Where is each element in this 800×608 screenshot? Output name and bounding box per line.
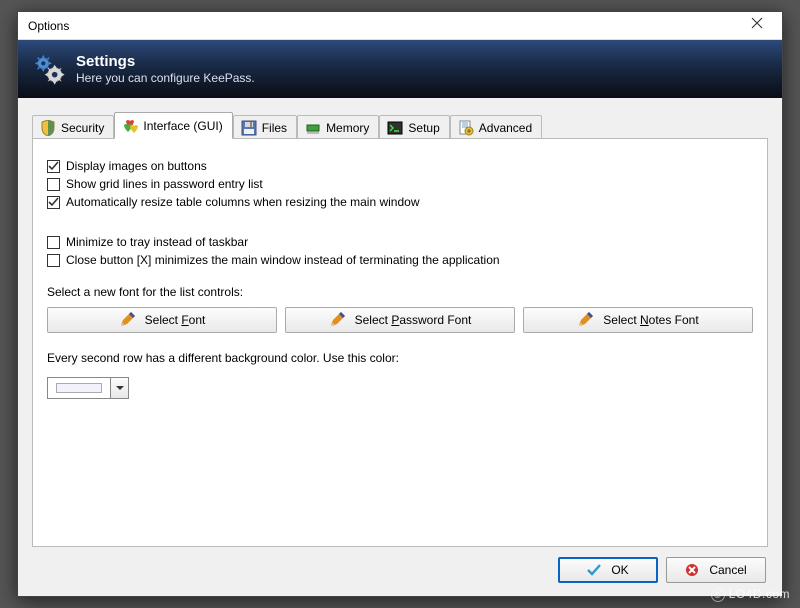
tab-memory[interactable]: Memory <box>297 115 379 139</box>
chip-icon <box>305 120 321 136</box>
titlebar: Options <box>18 12 782 40</box>
checkbox-icon <box>47 236 60 249</box>
checkbox-icon <box>47 196 60 209</box>
dropdown-arrow[interactable] <box>110 378 128 398</box>
header-banner: Settings Here you can configure KeePass. <box>18 40 782 98</box>
header-title: Settings <box>76 53 255 70</box>
close-button[interactable] <box>735 13 779 39</box>
tab-strip: Security Interface (GUI) Files Memory <box>32 112 768 139</box>
checkbox-close-minimizes[interactable]: Close button [X] minimizes the main wind… <box>47 253 753 267</box>
pencil-icon <box>119 312 135 328</box>
checkbox-icon <box>47 254 60 267</box>
tab-setup[interactable]: Setup <box>379 115 449 139</box>
dialog-body: Security Interface (GUI) Files Memory <box>18 98 782 596</box>
ok-button[interactable]: OK <box>558 557 658 583</box>
tab-security[interactable]: Security <box>32 115 114 139</box>
floppy-icon <box>241 120 257 136</box>
row-color-picker[interactable] <box>47 377 129 399</box>
color-section-label: Every second row has a different backgro… <box>47 351 753 365</box>
select-notes-font-button[interactable]: Select Notes Font <box>523 307 753 333</box>
tab-interface[interactable]: Interface (GUI) <box>114 112 232 139</box>
watermark: LO4D.com <box>711 587 790 602</box>
checkbox-icon <box>47 160 60 173</box>
checkbox-icon <box>47 178 60 191</box>
checkbox-display-images[interactable]: Display images on buttons <box>47 159 753 173</box>
font-section-label: Select a new font for the list controls: <box>47 285 753 299</box>
hearts-icon <box>122 118 138 134</box>
dialog-button-row: OK Cancel <box>32 547 768 586</box>
close-icon <box>751 17 763 29</box>
select-password-font-button[interactable]: Select Password Font <box>285 307 515 333</box>
window-title: Options <box>28 19 735 33</box>
color-swatch <box>48 378 110 398</box>
select-font-button[interactable]: Select Font <box>47 307 277 333</box>
button-label: Select Font <box>145 313 206 327</box>
gear-icon <box>32 52 66 86</box>
cancel-button[interactable]: Cancel <box>666 557 766 583</box>
terminal-icon <box>387 120 403 136</box>
tab-files[interactable]: Files <box>233 115 297 139</box>
cancel-icon <box>685 563 699 577</box>
checkbox-minimize-tray[interactable]: Minimize to tray instead of taskbar <box>47 235 753 249</box>
check-icon <box>587 563 601 577</box>
tab-panel-interface: Display images on buttons Show grid line… <box>32 138 768 547</box>
chevron-down-icon <box>116 384 124 392</box>
header-subtitle: Here you can configure KeePass. <box>76 71 255 85</box>
pencil-icon <box>329 312 345 328</box>
shield-icon <box>40 120 56 136</box>
checkbox-grid-lines[interactable]: Show grid lines in password entry list <box>47 177 753 191</box>
pencil-icon <box>577 312 593 328</box>
checkbox-auto-resize[interactable]: Automatically resize table columns when … <box>47 195 753 209</box>
tab-advanced[interactable]: Advanced <box>450 115 542 139</box>
font-buttons-row: Select Font Select Password Font Select … <box>47 307 753 333</box>
button-label: Select Password Font <box>355 313 472 327</box>
page-icon <box>458 120 474 136</box>
button-label: Select Notes Font <box>603 313 698 327</box>
options-window: Options Settings Here you can configure … <box>17 11 783 597</box>
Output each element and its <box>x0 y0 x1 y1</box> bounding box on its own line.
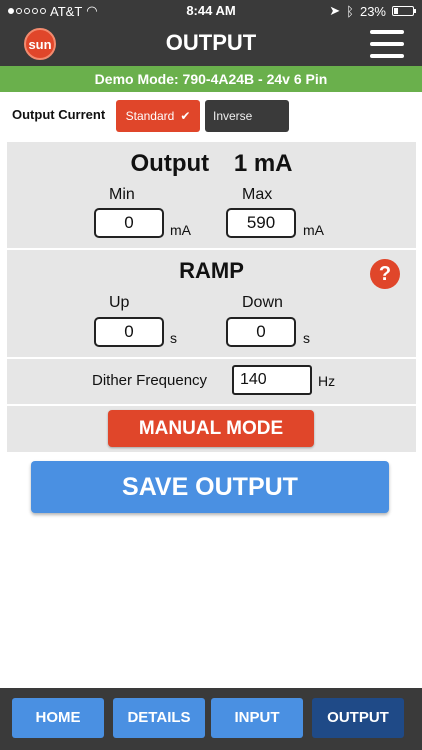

###

Challenge:
Print everything in the data from the line containing "tab-memory[interactable]: Memory <box>297" down to the line containing "tab-security[interactable]: Security <box>32", both lines included, exactly as they appear.

Completed task:
tab-memory[interactable]: Memory <box>297 115 379 139</box>
chip-icon <box>305 120 321 136</box>
titlebar: Options <box>18 12 782 40</box>
checkbox-icon <box>47 236 60 249</box>
checkbox-icon <box>47 196 60 209</box>
dropdown-arrow[interactable] <box>110 378 128 398</box>
header-banner: Settings Here you can configure KeePass. <box>18 40 782 98</box>
header-title: Settings <box>76 53 255 70</box>
close-button[interactable] <box>735 13 779 39</box>
tab-strip: Security Interface (GUI) Files Memory <box>32 112 768 139</box>
checkbox-close-minimizes[interactable]: Close button [X] minimizes the main wind… <box>47 253 753 267</box>
pencil-icon <box>119 312 135 328</box>
checkbox-icon <box>47 254 60 267</box>
tab-setup[interactable]: Setup <box>379 115 449 139</box>
dialog-body: Security Interface (GUI) Files Memory <box>18 98 782 596</box>
ok-button[interactable]: OK <box>558 557 658 583</box>
tab-security[interactable]: Security <box>32 115 114 139</box>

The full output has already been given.